Monday, October 26, 2009

Nine reasons to say ‘No to NAMA’:

NAMA is working its way through the Dáil. Hundreds of amendments are being tabled by the opposition almost all of which are ignored. However the whole basis of NAMA is flawed. Most people realise that NAMA is a bad deal for them as a taxpayer and they are right. I offer below nine reasons why it is a bad deal and I would be happy to debate this issue with any member of Fianna Fáil or this Government.

Nine reasons to say ‘No to NAMA’:

(1) Economists have estimated NAMA will cost each man, woman and child in the state €15,000 (€60-€70 billion). That’s a lot of hospitals, schools, jobs and public infrastructure.

(2) The Government has done nothing to help families and businesses facing repossession, negative equity and economic hardship, they still have to pay their bills, and it is raising taxes and cutting public spending to pay for the mess they, the banks and developers have made.

(3) NAMA will pay more for developers’ loans than they are worth and let them pay them back at their leisure.

(4)The Bill relies on banks to act in ‘good faith’ when giving the taxpayer information about the bad loans.

++++++++++++++++++++

-- Work request 1 --
Could you reproduce the NAMA post word for word, from "(2) The Government" to "at their leisure."?
-- Work request 2 --
Can you continue the post on NAMA from the point where it stops?
The lines that come after the NAMA post aren't needed.

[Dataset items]

++++++++++++++++++++

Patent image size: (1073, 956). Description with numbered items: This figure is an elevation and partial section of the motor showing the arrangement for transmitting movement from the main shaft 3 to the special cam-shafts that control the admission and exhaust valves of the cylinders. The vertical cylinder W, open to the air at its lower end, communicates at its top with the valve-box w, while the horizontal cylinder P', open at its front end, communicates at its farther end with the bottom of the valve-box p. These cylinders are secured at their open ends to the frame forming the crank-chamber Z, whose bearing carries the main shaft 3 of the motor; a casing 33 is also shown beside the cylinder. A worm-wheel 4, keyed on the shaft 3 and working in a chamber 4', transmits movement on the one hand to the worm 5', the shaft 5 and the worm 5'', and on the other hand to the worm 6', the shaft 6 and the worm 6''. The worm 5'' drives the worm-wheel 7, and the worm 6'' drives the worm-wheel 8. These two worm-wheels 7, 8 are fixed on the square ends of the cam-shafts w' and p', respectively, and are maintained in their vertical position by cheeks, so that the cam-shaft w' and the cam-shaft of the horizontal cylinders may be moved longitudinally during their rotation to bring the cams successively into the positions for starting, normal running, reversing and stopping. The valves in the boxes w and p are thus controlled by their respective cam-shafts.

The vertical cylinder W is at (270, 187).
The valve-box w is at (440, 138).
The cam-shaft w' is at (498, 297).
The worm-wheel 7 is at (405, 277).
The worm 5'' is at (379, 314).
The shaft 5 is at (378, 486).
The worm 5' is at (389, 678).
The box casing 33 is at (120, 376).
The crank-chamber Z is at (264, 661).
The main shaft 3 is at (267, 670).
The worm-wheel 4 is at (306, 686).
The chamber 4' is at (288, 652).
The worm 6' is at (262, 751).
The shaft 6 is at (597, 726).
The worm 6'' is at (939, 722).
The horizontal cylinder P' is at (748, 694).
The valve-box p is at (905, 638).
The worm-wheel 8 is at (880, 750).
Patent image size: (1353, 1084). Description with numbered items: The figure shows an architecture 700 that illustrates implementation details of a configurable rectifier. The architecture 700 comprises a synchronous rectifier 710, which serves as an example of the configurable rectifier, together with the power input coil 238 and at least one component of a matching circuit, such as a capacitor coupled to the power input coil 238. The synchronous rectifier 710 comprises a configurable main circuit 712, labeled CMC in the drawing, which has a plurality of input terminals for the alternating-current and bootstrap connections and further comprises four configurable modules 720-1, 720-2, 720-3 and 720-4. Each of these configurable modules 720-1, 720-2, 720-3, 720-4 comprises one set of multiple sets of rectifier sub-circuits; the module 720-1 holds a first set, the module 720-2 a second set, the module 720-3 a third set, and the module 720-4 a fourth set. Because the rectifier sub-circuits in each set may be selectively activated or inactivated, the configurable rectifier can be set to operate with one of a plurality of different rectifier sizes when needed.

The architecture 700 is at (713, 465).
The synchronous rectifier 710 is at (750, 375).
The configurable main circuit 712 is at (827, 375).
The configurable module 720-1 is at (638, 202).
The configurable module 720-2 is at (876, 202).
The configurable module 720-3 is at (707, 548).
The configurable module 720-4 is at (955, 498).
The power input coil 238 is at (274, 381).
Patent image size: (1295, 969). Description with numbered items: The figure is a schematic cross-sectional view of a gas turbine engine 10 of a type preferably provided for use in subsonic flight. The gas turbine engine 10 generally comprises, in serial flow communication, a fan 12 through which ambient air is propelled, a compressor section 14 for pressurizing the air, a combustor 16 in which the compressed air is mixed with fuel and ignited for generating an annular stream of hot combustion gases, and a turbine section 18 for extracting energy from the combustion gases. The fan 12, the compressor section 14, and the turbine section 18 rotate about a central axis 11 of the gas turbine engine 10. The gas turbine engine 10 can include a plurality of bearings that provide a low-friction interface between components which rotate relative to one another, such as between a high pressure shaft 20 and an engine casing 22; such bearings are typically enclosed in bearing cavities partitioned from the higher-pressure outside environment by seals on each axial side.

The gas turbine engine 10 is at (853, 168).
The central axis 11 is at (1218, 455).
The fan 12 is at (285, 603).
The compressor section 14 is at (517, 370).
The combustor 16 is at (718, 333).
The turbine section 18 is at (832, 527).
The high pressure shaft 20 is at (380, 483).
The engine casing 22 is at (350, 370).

++++++++++++++++++++

-- Task response 1 --
(2) The Government has done nothing to help families and businesses facing repossession, negative equity and economic hardship, they still have to pay their bills, and it is raising taxes and cutting public spending to pay for the mess they, the banks and developers have made.

(3) NAMA will pay more for developers’ loans than they are worth and let them pay them back at their leisure.

-- Task response 2 --
(5)The loans these developers were given helped to drive up house prices, so we’re being made to pay twice.

(6)NAMA will be able to give taxpayers’ money to developers to finish projects and even force a purchase on land in the way of developments.

(7)The Minister for Finance (currently a Fianna Fáiler – the builders’ friends) will have the power to overturn ‘independent’ valuation of developers’ loans made by NAMA and pay them more.

(8)There is no guarantee that the banks will start lending even after NAMA clears their bank sheets.

(9) It will cost money to sort out the banks and the bad loans but nationalisation would allow us to deal with the developers, kick out the corrupt management, get banks lending again, protect homeowners and businesses, and entail the least pain for the taxpayer.